-- AVAILABLE RECORDS --
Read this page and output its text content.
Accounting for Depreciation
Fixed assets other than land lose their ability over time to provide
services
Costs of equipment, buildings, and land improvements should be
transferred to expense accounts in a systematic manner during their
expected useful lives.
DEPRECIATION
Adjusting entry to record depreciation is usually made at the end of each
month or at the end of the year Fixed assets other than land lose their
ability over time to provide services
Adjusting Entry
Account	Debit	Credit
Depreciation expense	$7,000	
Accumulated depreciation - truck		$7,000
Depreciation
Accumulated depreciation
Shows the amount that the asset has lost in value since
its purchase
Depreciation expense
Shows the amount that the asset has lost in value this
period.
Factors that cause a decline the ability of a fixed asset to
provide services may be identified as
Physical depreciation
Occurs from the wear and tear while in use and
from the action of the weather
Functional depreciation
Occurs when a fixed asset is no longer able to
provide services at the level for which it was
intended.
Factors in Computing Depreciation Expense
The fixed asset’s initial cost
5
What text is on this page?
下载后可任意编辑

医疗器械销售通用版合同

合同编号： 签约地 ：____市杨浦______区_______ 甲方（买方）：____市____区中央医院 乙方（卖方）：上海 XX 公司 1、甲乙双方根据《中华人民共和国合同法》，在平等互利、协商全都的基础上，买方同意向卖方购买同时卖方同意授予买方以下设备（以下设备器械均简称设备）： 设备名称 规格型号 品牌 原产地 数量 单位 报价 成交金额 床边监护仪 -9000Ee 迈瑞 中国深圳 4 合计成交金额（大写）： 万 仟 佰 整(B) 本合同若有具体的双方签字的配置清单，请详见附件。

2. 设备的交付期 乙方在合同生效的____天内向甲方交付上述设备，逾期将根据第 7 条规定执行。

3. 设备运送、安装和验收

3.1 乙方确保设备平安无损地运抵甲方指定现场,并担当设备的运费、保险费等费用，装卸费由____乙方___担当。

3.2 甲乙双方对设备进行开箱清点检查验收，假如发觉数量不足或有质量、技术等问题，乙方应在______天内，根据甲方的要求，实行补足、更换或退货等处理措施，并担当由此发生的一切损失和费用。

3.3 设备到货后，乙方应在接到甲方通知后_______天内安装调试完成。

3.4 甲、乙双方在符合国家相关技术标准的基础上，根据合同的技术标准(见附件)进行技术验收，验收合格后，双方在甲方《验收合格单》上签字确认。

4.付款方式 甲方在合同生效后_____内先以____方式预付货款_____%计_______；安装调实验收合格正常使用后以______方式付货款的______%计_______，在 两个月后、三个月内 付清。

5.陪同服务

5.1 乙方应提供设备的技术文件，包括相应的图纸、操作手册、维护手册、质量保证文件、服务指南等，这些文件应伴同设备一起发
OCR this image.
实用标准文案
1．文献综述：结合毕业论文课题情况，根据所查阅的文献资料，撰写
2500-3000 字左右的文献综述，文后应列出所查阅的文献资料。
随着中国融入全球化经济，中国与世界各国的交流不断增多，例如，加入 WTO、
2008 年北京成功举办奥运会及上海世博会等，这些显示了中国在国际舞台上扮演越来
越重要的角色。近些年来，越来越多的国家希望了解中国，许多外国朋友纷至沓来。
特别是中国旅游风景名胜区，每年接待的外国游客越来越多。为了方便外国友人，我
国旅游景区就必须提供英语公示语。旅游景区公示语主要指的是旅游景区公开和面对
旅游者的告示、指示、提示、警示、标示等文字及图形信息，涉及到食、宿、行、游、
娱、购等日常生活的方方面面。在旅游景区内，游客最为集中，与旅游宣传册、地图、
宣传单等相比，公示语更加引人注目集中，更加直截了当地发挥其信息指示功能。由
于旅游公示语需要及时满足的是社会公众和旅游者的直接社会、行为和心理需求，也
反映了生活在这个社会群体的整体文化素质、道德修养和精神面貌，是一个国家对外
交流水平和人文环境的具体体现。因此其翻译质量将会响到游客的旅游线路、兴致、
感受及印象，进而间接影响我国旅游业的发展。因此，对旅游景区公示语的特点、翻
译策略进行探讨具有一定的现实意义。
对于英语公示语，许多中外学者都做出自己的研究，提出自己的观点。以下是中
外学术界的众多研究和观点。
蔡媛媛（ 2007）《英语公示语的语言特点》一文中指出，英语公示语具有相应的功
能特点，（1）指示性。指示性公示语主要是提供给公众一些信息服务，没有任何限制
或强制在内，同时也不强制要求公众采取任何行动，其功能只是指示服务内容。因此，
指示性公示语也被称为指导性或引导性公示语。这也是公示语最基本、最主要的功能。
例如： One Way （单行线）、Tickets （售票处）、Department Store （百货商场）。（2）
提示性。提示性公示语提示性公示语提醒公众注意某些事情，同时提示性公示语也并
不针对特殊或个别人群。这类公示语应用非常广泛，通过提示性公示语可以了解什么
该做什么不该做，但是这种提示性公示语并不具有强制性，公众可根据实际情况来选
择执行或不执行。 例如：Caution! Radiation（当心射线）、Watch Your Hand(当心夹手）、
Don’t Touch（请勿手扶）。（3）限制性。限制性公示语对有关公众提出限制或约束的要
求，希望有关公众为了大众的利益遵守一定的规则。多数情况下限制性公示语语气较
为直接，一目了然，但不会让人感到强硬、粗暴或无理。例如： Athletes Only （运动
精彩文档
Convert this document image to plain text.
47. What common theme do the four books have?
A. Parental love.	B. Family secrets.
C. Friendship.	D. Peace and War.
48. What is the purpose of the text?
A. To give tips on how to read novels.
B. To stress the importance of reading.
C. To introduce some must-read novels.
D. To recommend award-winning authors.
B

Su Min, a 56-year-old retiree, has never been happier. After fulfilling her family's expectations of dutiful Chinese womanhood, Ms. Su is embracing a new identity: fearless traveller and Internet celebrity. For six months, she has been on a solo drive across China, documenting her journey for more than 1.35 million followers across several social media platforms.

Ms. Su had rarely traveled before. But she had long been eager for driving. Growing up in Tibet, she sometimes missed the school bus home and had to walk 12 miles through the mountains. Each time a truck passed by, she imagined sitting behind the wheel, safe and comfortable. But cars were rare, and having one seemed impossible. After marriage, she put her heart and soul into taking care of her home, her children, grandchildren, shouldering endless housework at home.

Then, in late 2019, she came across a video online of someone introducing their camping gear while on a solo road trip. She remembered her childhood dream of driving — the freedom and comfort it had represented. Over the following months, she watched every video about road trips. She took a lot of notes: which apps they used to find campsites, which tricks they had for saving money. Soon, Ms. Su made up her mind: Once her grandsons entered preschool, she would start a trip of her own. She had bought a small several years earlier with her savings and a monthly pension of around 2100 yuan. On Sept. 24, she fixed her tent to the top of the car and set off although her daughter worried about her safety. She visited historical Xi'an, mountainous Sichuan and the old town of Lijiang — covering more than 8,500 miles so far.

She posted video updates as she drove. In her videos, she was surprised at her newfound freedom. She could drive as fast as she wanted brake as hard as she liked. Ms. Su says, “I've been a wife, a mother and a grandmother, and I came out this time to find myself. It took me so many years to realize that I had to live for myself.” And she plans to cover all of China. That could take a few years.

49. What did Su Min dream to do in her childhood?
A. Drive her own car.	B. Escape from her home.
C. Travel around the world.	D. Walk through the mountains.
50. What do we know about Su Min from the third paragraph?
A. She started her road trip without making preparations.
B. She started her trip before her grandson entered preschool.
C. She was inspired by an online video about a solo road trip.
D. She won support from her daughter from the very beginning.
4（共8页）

-- WRITTEN PROBLEM --
Each line above must be reproduced exactly as it stands.

-- RESULT OF THIS TASK --
Read this page and output its text content.
Accounting for Depreciation
Fixed assets other than land lose their ability over time to provide
services
Costs of equipment, buildings, and land improvements should be
transferred to expense accounts in a systematic manner during their
expected useful lives.
DEPRECIATION
Adjusting entry to record depreciation is usually made at the end of each
month or at the end of the year Fixed assets other than land lose their
ability over time to provide services
Adjusting Entry
Account	Debit	Credit
Depreciation expense	$7,000	
Accumulated depreciation - truck		$7,000
Depreciation
Accumulated depreciation
Shows the amount that the asset has lost in value since
its purchase
Depreciation expense
Shows the amount that the asset has lost in value this
period.
Factors that cause a decline the ability of a fixed asset to
provide services may be identified as
Physical depreciation
Occurs from the wear and tear while in use and
from the action of the weather
Functional depreciation
Occurs when a fixed asset is no longer able to
provide services at the level for which it was
intended.
Factors in Computing Depreciation Expense
The fixed asset’s initial cost
5
What text is on this page?
下载后可任意编辑

医疗器械销售通用版合同

合同编号： 签约地 ：____市杨浦______区_______ 甲方（买方）：____市____区中央医院 乙方（卖方）：上海 XX 公司 1、甲乙双方根据《中华人民共和国合同法》，在平等互利、协商全都的基础上，买方同意向卖方购买同时卖方同意授予买方以下设备（以下设备器械均简称设备）： 设备名称 规格型号 品牌 原产地 数量 单位 报价 成交金额 床边监护仪 -9000Ee 迈瑞 中国深圳 4 合计成交金额（大写）： 万 仟 佰 整(B) 本合同若有具体的双方签字的配置清单，请详见附件。

2. 设备的交付期 乙方在合同生效的____天内向甲方交付上述设备，逾期将根据第 7 条规定执行。

3. 设备运送、安装和验收

3.1 乙方确保设备平安无损地运抵甲方指定现场,并担当设备的运费、保险费等费用，装卸费由____乙方___担当。

3.2 甲乙双方对设备进行开箱清点检查验收，假如发觉数量不足或有质量、技术等问题，乙方应在______天内，根据甲方的要求，实行补足、更换或退货等处理措施，并担当由此发生的一切损失和费用。

3.3 设备到货后，乙方应在接到甲方通知后_______天内安装调试完成。

3.4 甲、乙双方在符合国家相关技术标准的基础上，根据合同的技术标准(见附件)进行技术验收，验收合格后，双方在甲方《验收合格单》上签字确认。

4.付款方式 甲方在合同生效后_____内先以____方式预付货款_____%计_______；安装调实验收合格正常使用后以______方式付货款的______%计_______，在 两个月后、三个月内 付清。

5.陪同服务

5.1 乙方应提供设备的技术文件，包括相应的图纸、操作手册、维护手册、质量保证文件、服务指南等，这些文件应伴同设备一起发
OCR this image.
实用标准文案
1．文献综述：结合毕业论文课题情况，根据所查阅的文献资料，撰写
2500-3000 字左右的文献综述，文后应列出所查阅的文献资料。
随着中国融入全球化经济，中国与世界各国的交流不断增多，例如，加入 WTO、
2008 年北京成功举办奥运会及上海世博会等，这些显示了中国在国际舞台上扮演越来
越重要的角色。近些年来，越来越多的国家希望了解中国，许多外国朋友纷至沓来。
特别是中国旅游风景名胜区，每年接待的外国游客越来越多。为了方便外国友人，我
国旅游景区就必须提供英语公示语。旅游景区公示语主要指的是旅游景区公开和面对
旅游者的告示、指示、提示、警示、标示等文字及图形信息，涉及到食、宿、行、游、
娱、购等日常生活的方方面面。在旅游景区内，游客最为集中，与旅游宣传册、地图、
宣传单等相比，公示语更加引人注目集中，更加直截了当地发挥其信息指示功能。由
于旅游公示语需要及时满足的是社会公众和旅游者的直接社会、行为和心理需求，也
反映了生活在这个社会群体的整体文化素质、道德修养和精神面貌，是一个国家对外
交流水平和人文环境的具体体现。因此其翻译质量将会响到游客的旅游线路、兴致、
感受及印象，进而间接影响我国旅游业的发展。因此，对旅游景区公示语的特点、翻
译策略进行探讨具有一定的现实意义。
对于英语公示语，许多中外学者都做出自己的研究，提出自己的观点。以下是中
外学术界的众多研究和观点。
蔡媛媛（ 2007）《英语公示语的语言特点》一文中指出，英语公示语具有相应的功
能特点，（1）指示性。指示性公示语主要是提供给公众一些信息服务，没有任何限制
或强制在内，同时也不强制要求公众采取任何行动，其功能只是指示服务内容。因此，
指示性公示语也被称为指导性或引导性公示语。这也是公示语最基本、最主要的功能。
例如： One Way （单行线）、Tickets （售票处）、Department Store （百货商场）。（2）
提示性。提示性公示语提示性公示语提醒公众注意某些事情，同时提示性公示语也并
不针对特殊或个别人群。这类公示语应用非常广泛，通过提示性公示语可以了解什么
该做什么不该做，但是这种提示性公示语并不具有强制性，公众可根据实际情况来选
择执行或不执行。 例如：Caution! Radiation（当心射线）、Watch Your Hand(当心夹手）、
Don’t Touch（请勿手扶）。（3）限制性。限制性公示语对有关公众提出限制或约束的要
求，希望有关公众为了大众的利益遵守一定的规则。多数情况下限制性公示语语气较
为直接，一目了然，但不会让人感到强硬、粗暴或无理。例如： Athletes Only （运动
精彩文档
Convert this document image to plain text.
47. What common theme do the four books have?
A. Parental love.	B. Family secrets.
C. Friendship.	D. Peace and War.
48. What is the purpose of the text?
A. To give tips on how to read novels.
B. To stress the importance of reading.
C. To introduce some must-read novels.
D. To recommend award-winning authors.
B

Su Min, a 56-year-old retiree, has never been happier. After fulfilling her family's expectations of dutiful Chinese womanhood, Ms. Su is embracing a new identity: fearless traveller and Internet celebrity. For six months, she has been on a solo drive across China, documenting her journey for more than 1.35 million followers across several social media platforms.

Ms. Su had rarely traveled before. But she had long been eager for driving. Growing up in Tibet, she sometimes missed the school bus home and had to walk 12 miles through the mountains. Each time a truck passed by, she imagined sitting behind the wheel, safe and comfortable. But cars were rare, and having one seemed impossible. After marriage, she put her heart and soul into taking care of her home, her children, grandchildren, shouldering endless housework at home.

Then, in late 2019, she came across a video online of someone introducing their camping gear while on a solo road trip. She remembered her childhood dream of driving — the freedom and comfort it had represented. Over the following months, she watched every video about road trips. She took a lot of notes: which apps they used to find campsites, which tricks they had for saving money. Soon, Ms. Su made up her mind: Once her grandsons entered preschool, she would start a trip of her own. She had bought a small several years earlier with her savings and a monthly pension of around 2100 yuan. On Sept. 24, she fixed her tent to the top of the car and set off although her daughter worried about her safety. She visited historical Xi'an, mountainous Sichuan and the old town of Lijiang — covering more than 8,500 miles so far.

She posted video updates as she drove. In her videos, she was surprised at her newfound freedom. She could drive as fast as she wanted brake as hard as she liked. Ms. Su says, “I've been a wife, a mother and a grandmother, and I came out this time to find myself. It took me so many years to realize that I had to live for myself.” And she plans to cover all of China. That could take a few years.

49. What did Su Min dream to do in her childhood?
A. Drive her own car.	B. Escape from her home.
C. Travel around the world.	D. Walk through the mountains.
50. What do we know about Su Min from the third paragraph?
A. She started her road trip without making preparations.
B. She started her trip before her grandson entered preschool.
C. She was inspired by an online video about a solo road trip.
D. She won support from her daughter from the very beginning.
4（共8页）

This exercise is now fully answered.